▽
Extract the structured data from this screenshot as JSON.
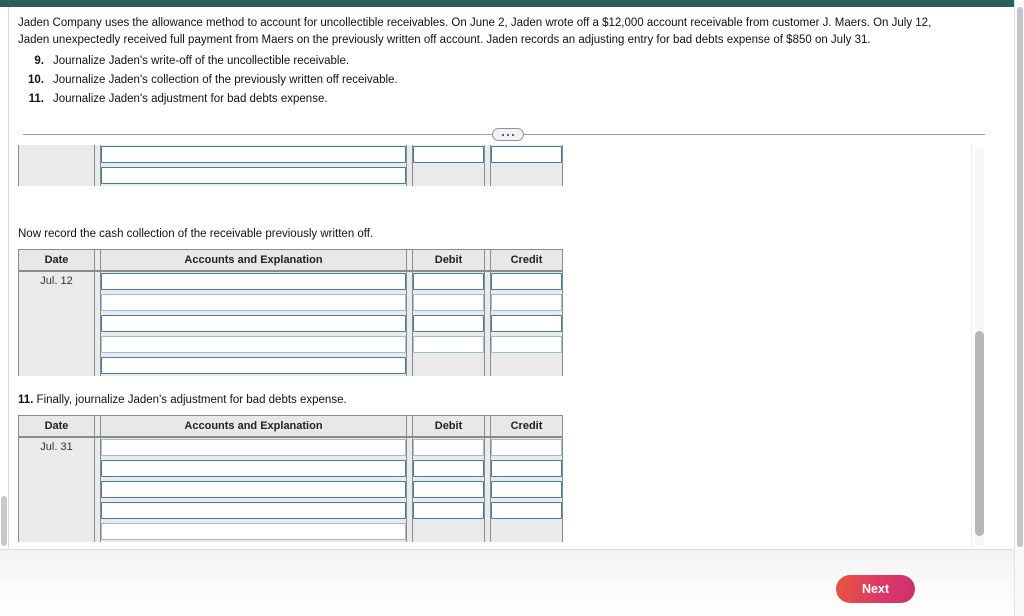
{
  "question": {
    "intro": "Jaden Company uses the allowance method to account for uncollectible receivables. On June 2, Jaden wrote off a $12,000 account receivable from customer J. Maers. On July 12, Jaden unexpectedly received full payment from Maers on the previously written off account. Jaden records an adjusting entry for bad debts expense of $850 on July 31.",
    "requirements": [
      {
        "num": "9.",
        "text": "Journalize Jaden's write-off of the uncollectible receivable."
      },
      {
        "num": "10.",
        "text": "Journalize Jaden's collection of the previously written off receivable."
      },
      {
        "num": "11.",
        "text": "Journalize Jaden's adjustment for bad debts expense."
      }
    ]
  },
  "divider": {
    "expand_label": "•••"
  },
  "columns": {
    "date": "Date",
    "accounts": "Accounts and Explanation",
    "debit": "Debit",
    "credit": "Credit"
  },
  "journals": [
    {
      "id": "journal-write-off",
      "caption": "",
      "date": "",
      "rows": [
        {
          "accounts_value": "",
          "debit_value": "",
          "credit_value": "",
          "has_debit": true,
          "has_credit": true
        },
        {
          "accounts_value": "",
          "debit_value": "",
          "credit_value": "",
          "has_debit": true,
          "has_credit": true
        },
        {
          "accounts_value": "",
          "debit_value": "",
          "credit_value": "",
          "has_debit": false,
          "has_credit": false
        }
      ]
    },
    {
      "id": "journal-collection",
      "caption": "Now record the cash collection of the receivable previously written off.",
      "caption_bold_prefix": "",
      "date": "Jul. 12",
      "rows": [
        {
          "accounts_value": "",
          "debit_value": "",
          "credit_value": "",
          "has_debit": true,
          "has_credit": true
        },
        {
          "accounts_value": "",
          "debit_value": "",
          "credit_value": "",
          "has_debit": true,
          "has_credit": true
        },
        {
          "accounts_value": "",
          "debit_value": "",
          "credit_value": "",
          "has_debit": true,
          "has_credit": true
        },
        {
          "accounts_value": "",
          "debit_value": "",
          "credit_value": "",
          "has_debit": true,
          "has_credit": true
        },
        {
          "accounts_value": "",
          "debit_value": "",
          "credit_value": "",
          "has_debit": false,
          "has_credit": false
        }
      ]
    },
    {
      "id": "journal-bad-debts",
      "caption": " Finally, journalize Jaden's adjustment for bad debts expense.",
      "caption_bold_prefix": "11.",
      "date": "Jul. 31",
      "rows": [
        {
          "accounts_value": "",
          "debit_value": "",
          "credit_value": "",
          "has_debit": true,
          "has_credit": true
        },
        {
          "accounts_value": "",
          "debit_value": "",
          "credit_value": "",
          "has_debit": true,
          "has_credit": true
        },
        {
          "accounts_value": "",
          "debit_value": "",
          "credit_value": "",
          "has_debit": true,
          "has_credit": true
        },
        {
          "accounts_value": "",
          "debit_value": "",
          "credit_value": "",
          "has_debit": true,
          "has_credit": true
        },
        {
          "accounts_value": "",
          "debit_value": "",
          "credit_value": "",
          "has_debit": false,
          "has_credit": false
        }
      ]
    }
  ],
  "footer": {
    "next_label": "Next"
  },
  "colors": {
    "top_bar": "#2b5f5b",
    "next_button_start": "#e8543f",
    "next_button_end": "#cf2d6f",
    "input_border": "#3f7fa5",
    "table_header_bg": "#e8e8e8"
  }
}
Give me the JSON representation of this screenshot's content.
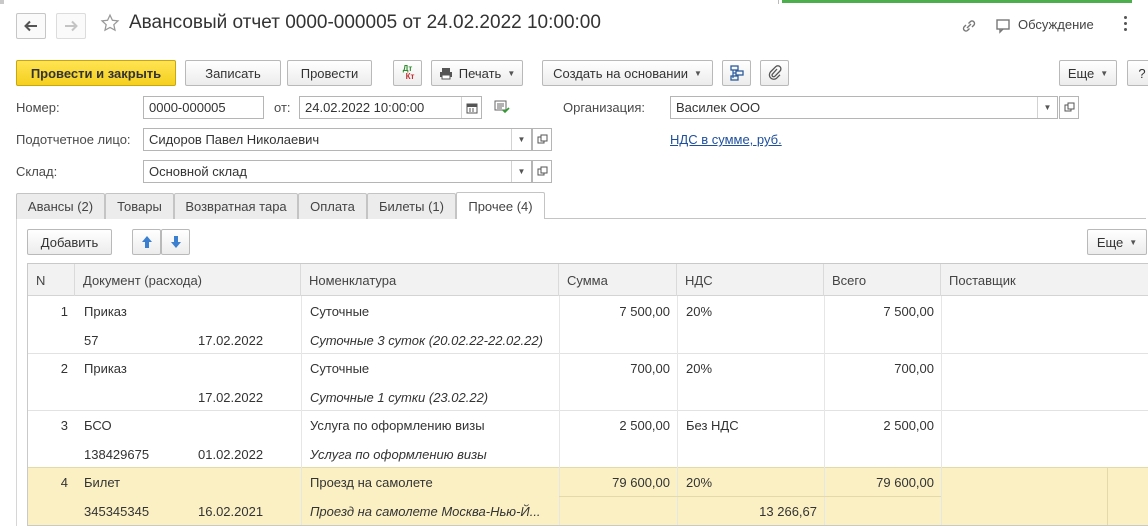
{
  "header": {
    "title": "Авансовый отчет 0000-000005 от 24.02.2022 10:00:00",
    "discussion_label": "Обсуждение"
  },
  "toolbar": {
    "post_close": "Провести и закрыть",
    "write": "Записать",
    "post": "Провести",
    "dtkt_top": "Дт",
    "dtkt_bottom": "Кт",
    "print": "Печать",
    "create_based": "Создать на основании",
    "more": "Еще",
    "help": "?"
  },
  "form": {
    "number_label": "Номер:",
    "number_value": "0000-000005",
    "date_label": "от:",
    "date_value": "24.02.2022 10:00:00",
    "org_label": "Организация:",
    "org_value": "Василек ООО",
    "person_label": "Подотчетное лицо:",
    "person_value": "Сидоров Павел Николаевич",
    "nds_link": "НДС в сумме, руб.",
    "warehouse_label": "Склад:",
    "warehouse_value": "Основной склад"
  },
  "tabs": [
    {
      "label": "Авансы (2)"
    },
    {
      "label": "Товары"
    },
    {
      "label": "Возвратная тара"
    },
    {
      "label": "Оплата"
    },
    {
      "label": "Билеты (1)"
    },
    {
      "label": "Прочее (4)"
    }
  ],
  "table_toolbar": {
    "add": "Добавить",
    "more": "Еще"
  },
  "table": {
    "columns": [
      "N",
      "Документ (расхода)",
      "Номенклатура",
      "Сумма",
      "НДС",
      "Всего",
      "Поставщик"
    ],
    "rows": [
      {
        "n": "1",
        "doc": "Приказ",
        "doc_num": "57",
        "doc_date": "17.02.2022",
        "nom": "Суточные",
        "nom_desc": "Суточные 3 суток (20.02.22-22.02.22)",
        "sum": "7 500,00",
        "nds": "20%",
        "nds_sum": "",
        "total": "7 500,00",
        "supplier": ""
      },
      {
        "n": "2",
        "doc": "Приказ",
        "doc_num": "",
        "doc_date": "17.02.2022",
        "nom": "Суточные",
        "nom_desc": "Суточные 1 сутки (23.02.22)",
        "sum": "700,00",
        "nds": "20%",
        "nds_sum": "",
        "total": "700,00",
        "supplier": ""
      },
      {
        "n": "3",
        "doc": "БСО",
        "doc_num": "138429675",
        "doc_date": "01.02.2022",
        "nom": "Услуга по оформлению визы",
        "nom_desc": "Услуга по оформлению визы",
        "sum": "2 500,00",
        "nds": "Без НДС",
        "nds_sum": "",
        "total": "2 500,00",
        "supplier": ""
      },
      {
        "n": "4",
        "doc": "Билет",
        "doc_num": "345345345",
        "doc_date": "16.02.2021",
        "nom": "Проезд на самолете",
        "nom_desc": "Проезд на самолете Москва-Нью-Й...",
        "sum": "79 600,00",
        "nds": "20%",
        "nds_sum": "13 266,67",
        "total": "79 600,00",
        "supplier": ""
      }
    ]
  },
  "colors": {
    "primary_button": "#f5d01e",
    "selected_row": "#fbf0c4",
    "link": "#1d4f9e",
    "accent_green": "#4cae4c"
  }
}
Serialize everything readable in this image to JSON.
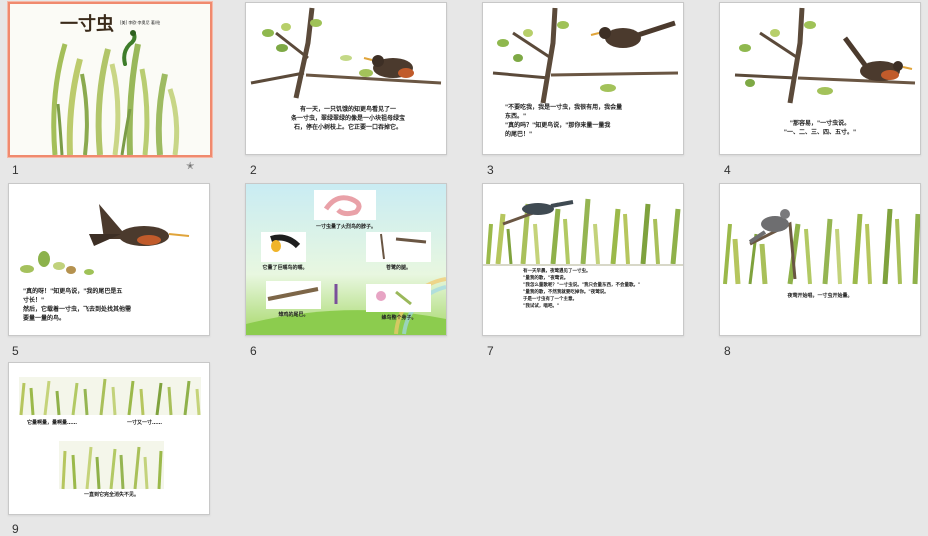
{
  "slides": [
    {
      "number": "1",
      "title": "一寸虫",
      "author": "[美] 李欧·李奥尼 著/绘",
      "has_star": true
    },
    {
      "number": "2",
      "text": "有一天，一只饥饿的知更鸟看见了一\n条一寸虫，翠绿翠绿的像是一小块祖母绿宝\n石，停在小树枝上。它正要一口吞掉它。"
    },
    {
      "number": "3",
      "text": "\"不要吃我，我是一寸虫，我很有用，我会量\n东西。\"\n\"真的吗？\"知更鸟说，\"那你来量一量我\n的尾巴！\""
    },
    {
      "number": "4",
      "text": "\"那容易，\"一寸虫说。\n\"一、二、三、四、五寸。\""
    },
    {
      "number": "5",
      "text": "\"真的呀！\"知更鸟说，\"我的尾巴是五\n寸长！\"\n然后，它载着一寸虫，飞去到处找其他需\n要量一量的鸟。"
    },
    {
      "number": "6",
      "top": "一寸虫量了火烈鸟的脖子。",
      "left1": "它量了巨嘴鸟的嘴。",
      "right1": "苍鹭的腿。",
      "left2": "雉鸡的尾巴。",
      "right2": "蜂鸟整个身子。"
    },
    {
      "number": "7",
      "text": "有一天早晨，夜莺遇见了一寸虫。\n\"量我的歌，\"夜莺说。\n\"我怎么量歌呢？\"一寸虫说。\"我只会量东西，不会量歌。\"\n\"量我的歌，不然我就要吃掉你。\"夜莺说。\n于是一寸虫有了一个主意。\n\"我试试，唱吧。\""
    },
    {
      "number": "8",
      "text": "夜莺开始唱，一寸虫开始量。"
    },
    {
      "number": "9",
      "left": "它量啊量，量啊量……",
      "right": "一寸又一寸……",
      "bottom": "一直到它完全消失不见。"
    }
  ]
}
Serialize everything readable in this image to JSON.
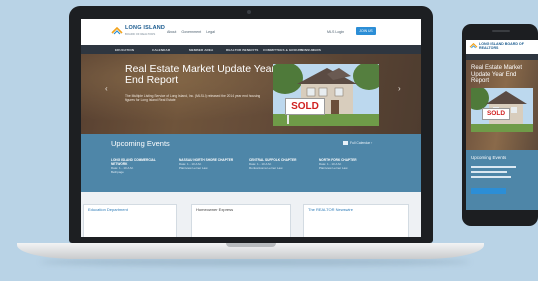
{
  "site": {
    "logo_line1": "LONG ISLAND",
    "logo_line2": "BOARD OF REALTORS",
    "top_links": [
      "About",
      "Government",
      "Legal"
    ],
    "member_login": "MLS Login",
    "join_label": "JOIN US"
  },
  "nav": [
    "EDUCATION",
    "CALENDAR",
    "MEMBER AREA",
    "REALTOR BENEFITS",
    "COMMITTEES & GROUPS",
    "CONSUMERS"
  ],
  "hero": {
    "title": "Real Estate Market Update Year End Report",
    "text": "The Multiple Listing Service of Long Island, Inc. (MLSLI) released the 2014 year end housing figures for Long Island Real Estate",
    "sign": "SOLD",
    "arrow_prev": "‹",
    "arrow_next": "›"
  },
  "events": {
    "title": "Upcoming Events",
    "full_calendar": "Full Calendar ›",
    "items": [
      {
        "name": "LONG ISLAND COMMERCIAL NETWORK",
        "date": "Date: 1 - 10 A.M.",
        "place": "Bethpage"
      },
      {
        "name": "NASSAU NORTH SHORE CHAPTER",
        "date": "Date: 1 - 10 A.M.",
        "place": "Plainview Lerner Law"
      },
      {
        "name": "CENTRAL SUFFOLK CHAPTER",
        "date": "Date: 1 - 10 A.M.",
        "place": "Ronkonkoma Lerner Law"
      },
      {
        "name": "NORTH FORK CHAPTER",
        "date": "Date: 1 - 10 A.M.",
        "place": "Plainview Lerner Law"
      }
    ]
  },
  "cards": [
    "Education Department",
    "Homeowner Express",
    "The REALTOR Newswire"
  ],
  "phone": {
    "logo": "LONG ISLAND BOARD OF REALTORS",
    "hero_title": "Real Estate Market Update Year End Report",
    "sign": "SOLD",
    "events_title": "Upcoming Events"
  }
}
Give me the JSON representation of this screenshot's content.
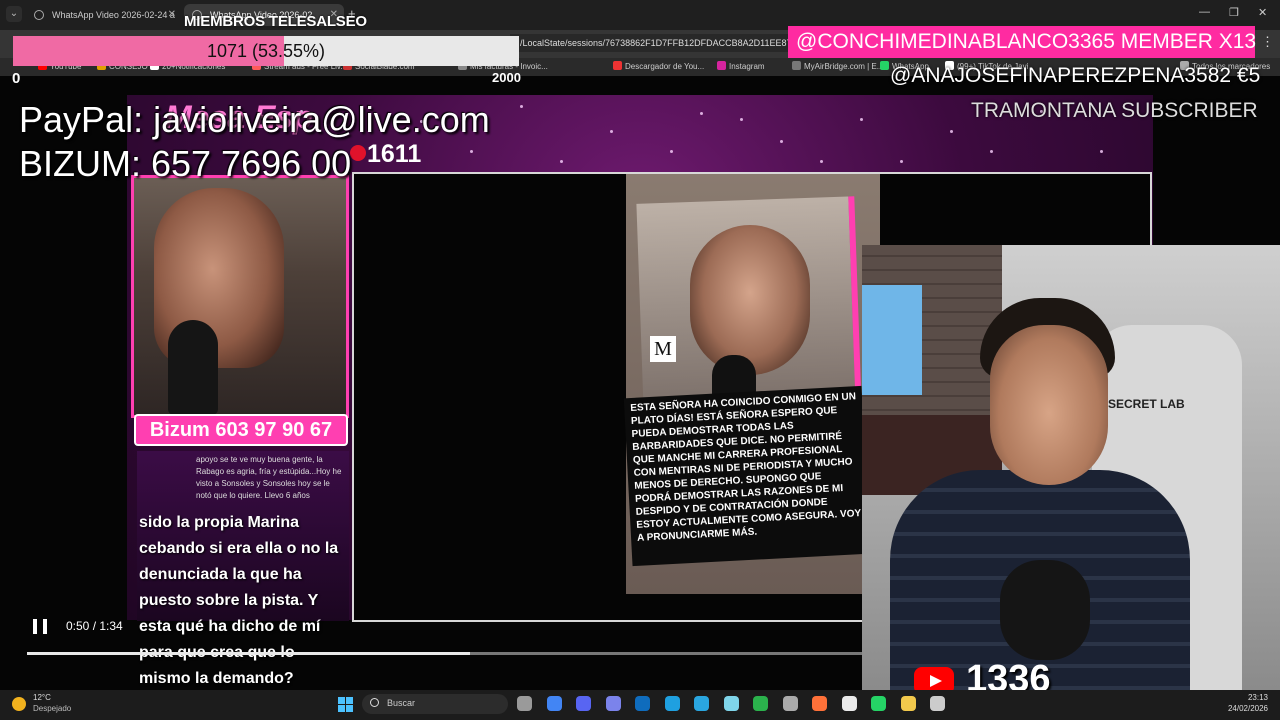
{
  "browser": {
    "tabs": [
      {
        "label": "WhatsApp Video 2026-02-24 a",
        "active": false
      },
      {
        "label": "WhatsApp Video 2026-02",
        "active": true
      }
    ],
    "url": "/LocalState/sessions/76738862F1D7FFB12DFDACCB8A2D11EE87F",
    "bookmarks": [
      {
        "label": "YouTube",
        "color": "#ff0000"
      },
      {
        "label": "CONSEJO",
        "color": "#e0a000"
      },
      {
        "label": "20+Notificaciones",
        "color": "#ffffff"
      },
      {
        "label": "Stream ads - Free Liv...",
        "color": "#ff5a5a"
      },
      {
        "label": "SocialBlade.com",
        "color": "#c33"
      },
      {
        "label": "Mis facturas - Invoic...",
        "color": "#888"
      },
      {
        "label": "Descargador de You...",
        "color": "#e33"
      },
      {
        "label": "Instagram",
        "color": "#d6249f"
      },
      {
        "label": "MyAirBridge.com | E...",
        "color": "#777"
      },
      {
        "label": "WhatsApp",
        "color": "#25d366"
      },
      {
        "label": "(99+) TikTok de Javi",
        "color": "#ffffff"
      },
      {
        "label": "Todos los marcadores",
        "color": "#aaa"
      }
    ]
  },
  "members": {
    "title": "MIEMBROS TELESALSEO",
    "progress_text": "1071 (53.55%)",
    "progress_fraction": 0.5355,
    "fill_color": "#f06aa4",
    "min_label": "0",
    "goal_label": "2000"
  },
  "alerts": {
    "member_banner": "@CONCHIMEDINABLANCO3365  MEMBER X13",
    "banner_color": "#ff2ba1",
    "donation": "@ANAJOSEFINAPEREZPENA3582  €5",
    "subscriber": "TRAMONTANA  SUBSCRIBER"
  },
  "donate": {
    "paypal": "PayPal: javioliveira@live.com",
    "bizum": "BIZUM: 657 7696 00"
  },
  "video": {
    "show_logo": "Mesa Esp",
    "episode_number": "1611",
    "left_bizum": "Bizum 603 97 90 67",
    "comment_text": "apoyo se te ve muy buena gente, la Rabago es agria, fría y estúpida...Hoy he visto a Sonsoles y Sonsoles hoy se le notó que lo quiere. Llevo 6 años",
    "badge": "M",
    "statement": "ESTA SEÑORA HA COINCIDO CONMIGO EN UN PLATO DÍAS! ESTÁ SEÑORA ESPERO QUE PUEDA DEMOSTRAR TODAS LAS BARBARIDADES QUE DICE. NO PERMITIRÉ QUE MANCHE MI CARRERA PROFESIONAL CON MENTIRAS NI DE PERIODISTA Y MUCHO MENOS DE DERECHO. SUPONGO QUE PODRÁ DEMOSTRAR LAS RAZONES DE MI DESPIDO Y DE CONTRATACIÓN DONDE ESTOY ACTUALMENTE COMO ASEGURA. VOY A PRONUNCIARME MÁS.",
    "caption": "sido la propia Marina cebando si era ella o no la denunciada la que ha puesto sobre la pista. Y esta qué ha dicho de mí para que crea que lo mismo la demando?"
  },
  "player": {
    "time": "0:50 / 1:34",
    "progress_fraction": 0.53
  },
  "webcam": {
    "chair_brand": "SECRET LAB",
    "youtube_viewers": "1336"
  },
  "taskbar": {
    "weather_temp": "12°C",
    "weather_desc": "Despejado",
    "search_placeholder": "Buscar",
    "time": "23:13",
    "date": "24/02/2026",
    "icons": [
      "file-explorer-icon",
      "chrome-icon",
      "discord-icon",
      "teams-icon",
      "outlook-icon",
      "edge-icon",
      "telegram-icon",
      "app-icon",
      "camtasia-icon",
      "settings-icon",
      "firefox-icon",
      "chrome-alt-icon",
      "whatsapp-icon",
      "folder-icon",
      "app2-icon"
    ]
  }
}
△
■ WORK REQUIRED
Display every line of the listing that contains the string "previously".

■ RESULT
    "intro": "Jaden Company uses the allowance method to account for uncollectible receivables. On June 2, Jaden wrote off a $12,000 account receivable from customer J. Maers. On July 12, Jaden unexpectedly received full payment from Maers on the previously written off account. Jaden records an adjusting entry for bad debts expense of $850 on July 31.",
        "text": "Journalize Jaden's collection of the previously written off receivable."
      "caption": "Now record the cash collection of the receivable previously written off.",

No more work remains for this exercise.